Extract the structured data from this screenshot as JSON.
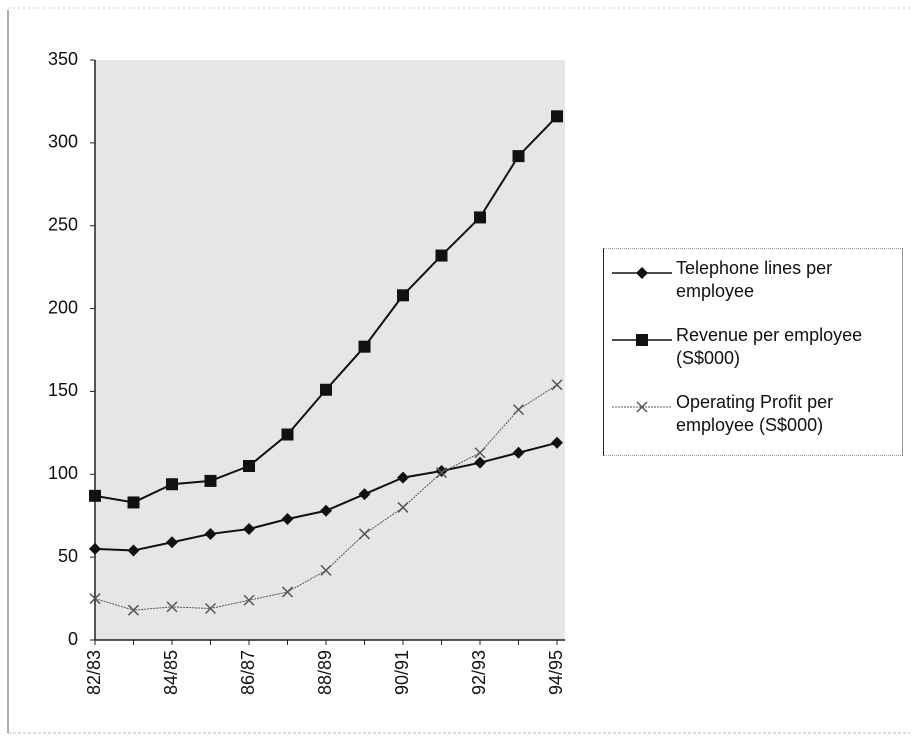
{
  "chart_data": {
    "type": "line",
    "categories": [
      "82/83",
      null,
      "84/85",
      null,
      "86/87",
      null,
      "88/89",
      null,
      "90/91",
      null,
      "92/93",
      null,
      "94/95"
    ],
    "series": [
      {
        "name": "Telephone lines per employee",
        "color": "#111111",
        "marker": "diamond",
        "values": [
          55,
          54,
          59,
          64,
          67,
          73,
          78,
          88,
          98,
          102,
          107,
          113,
          119
        ]
      },
      {
        "name": "Revenue per employee (S$000)",
        "color": "#111111",
        "marker": "square",
        "values": [
          87,
          83,
          94,
          96,
          105,
          124,
          151,
          177,
          208,
          232,
          255,
          292,
          316
        ]
      },
      {
        "name": "Operating Profit per employee (S$000)",
        "color": "#555555",
        "marker": "x",
        "values": [
          25,
          18,
          20,
          19,
          24,
          29,
          42,
          64,
          80,
          101,
          113,
          139,
          154
        ]
      }
    ],
    "ylim": [
      0,
      350
    ],
    "yticks": [
      0,
      50,
      100,
      150,
      200,
      250,
      300,
      350
    ]
  }
}
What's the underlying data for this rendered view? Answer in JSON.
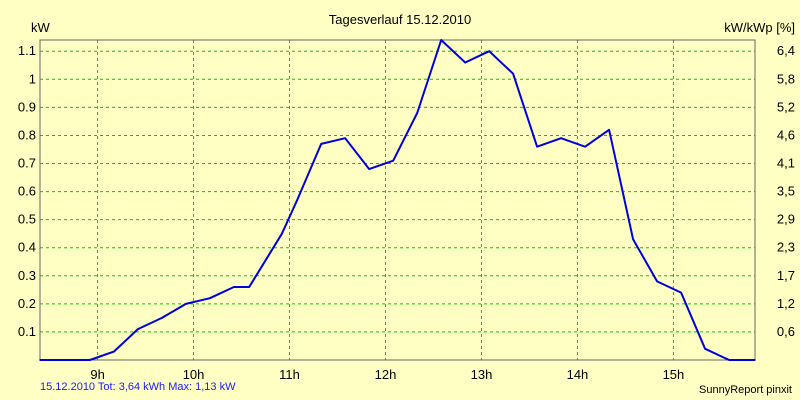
{
  "chart_data": {
    "type": "line",
    "title": "Tagesverlauf 15.12.2010",
    "ylabel_left": "kW",
    "ylabel_right": "kW/kWp [%]",
    "x_ticks": [
      "9h",
      "10h",
      "11h",
      "12h",
      "13h",
      "14h",
      "15h"
    ],
    "x_tick_hours": [
      9,
      10,
      11,
      12,
      13,
      14,
      15
    ],
    "xlim": [
      8.4,
      15.85
    ],
    "y_ticks_left": [
      "0.1",
      "0.2",
      "0.3",
      "0.4",
      "0.5",
      "0.6",
      "0.7",
      "0.8",
      "0.9",
      "1",
      "1.1"
    ],
    "y_tick_values_left": [
      0.1,
      0.2,
      0.3,
      0.4,
      0.5,
      0.6,
      0.7,
      0.8,
      0.9,
      1.0,
      1.1
    ],
    "y_ticks_right": [
      "0,6",
      "1,2",
      "1,7",
      "2,3",
      "2,9",
      "3,5",
      "4,1",
      "4,6",
      "5,2",
      "5,8",
      "6,4"
    ],
    "ylim": [
      0,
      1.14
    ],
    "grid": true,
    "series": [
      {
        "color": "#0000e0",
        "x": [
          8.4,
          8.92,
          9.17,
          9.42,
          9.67,
          9.92,
          10.17,
          10.42,
          10.58,
          10.92,
          11.08,
          11.33,
          11.58,
          11.83,
          12.08,
          12.33,
          12.58,
          12.83,
          13.08,
          13.33,
          13.58,
          13.83,
          14.08,
          14.33,
          14.58,
          14.83,
          15.08,
          15.33,
          15.58,
          15.85
        ],
        "values": [
          0.0,
          0.0,
          0.03,
          0.11,
          0.15,
          0.2,
          0.22,
          0.26,
          0.26,
          0.45,
          0.57,
          0.77,
          0.79,
          0.68,
          0.71,
          0.88,
          1.14,
          1.06,
          1.1,
          1.02,
          0.76,
          0.79,
          0.76,
          0.82,
          0.43,
          0.28,
          0.24,
          0.04,
          0.0,
          0.0
        ]
      }
    ]
  },
  "footer": {
    "left_text": "15.12.2010 Tot: 3,64 kWh Max: 1,13 kW",
    "right_text": "SunnyReport pinxit"
  },
  "colors": {
    "background": "#ffffc4",
    "grid": "#00cc00",
    "line": "#0000e0",
    "footer_left": "#1a1aff"
  }
}
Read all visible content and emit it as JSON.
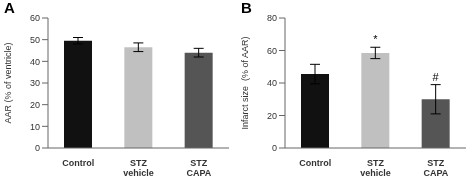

### GIVEN REQUEST
Find all the lines containing "employee" in the material, then copy them.

### REPLY TO THE EXERCISE
        "name": "Telephone lines per employee",
        "name": "Revenue per employee (S$000)",
        "name": "Operating Profit per employee (S$000)",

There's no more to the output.